CONCLUSÃO
Diante de mim tive páginas em branco. Elas me serviram de tela.Por pincel tive a caneta e por tintas coloridas as letras da minha língua. Com vinte e cinco cores trabalhei, sem esquecer os pontos, as vírgulas, a acentuação, para melhor "pintar" um retrato. O de Bocage.
Avancei para o traço. Daqui estava esbatido, dali tinha sombreado a mais; luz, precisava de luz, não só de nuvens cinzentas, mas de misturar-lhe ao azul do cenário, brancas. Quais flocos de algodão ou papéis com que se enchem as calças vazias, na urna de papelão, ou de castanho, ou pinho manso.

- _Listagem de dados_:
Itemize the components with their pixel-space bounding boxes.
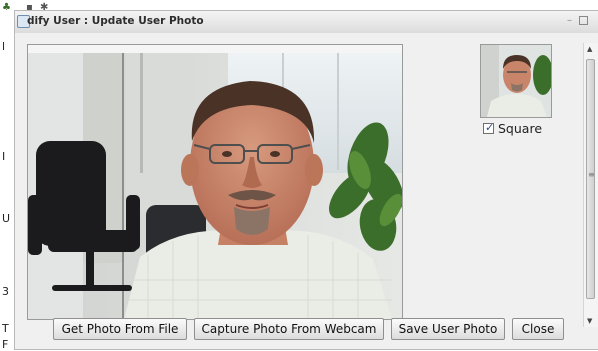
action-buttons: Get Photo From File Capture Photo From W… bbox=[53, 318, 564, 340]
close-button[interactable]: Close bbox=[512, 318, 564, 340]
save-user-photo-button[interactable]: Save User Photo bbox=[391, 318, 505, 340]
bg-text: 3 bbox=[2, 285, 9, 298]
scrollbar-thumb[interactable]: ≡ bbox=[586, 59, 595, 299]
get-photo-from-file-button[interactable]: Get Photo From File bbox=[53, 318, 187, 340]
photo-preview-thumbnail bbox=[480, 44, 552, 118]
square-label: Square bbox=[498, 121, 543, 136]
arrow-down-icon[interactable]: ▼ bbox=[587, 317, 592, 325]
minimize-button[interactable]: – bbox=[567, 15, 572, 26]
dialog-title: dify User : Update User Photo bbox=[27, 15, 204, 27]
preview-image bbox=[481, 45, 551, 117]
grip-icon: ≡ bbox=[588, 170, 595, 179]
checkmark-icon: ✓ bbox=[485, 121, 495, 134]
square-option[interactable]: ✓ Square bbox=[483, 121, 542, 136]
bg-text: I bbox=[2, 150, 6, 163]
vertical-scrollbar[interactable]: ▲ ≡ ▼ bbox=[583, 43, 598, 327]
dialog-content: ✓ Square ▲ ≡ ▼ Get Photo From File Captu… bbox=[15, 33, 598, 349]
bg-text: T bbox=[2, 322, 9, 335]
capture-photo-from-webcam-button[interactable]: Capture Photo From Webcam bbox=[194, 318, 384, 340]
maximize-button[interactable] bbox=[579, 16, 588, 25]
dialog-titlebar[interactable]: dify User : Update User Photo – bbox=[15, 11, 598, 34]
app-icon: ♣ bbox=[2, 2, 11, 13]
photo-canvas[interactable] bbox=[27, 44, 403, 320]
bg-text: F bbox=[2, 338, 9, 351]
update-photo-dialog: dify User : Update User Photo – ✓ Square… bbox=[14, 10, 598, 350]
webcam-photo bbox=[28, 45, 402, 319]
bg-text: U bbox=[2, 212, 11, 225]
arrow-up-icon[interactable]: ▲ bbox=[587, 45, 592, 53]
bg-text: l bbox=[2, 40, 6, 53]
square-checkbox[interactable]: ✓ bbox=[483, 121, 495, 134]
---
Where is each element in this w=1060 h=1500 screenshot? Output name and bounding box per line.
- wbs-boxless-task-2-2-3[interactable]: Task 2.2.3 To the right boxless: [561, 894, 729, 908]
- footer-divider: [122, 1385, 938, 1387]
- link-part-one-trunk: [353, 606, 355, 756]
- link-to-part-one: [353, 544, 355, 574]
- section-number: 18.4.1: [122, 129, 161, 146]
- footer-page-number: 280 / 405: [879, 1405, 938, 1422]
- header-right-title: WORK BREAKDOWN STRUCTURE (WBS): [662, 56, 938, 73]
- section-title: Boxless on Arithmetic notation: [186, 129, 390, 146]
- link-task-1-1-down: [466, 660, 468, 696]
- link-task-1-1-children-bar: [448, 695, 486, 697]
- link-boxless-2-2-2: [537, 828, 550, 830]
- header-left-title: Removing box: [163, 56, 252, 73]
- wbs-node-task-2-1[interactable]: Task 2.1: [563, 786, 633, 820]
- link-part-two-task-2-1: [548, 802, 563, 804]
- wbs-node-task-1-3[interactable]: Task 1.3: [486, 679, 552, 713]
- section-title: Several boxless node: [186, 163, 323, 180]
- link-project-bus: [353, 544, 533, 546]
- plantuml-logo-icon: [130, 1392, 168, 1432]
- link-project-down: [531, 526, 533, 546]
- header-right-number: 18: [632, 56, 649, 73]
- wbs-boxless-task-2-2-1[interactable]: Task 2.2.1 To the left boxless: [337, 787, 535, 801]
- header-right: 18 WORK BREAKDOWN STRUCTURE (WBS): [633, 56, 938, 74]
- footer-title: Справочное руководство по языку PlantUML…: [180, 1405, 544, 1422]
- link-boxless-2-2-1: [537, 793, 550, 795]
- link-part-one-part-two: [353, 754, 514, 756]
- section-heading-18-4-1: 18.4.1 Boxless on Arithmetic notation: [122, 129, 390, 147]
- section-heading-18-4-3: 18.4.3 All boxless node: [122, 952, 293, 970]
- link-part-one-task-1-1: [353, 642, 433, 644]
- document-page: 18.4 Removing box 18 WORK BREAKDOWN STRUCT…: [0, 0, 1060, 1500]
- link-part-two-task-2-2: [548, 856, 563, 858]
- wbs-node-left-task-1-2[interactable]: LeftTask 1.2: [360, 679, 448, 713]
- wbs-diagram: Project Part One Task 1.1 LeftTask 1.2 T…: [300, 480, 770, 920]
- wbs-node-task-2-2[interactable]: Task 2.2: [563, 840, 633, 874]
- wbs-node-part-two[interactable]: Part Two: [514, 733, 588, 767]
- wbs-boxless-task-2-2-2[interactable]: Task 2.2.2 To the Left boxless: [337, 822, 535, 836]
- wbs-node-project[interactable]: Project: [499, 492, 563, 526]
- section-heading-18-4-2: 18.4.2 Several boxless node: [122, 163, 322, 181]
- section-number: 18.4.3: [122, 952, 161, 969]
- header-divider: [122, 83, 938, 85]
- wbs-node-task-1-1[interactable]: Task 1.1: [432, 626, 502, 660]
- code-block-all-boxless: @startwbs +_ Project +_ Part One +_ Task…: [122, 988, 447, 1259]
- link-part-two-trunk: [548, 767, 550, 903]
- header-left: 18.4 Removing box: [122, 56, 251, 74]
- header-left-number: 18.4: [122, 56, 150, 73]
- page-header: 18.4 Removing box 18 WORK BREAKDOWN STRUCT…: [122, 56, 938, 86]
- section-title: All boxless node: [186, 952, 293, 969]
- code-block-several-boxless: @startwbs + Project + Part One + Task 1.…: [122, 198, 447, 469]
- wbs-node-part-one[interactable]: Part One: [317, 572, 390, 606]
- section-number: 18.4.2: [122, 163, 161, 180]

- _Detalhes do exercício_: Reproduza, sem qualquer alteração, o trecho do texto sobre o retrato de Bocage que vai desde "Avancei para o" até "ou pinho manso.", incluindo estas últimas palavras.

- _Resposta à tarefa_:
Avancei para o traço. Daqui estava esbatido, dali tinha sombreado a mais; luz, precisava de luz, não só de nuvens cinzentas, mas de misturar-lhe ao azul do cenário, brancas. Quais flocos de algodão ou papéis com que se enchem as calças vazias, na urna de papelão, ou de castanho, ou pinho manso.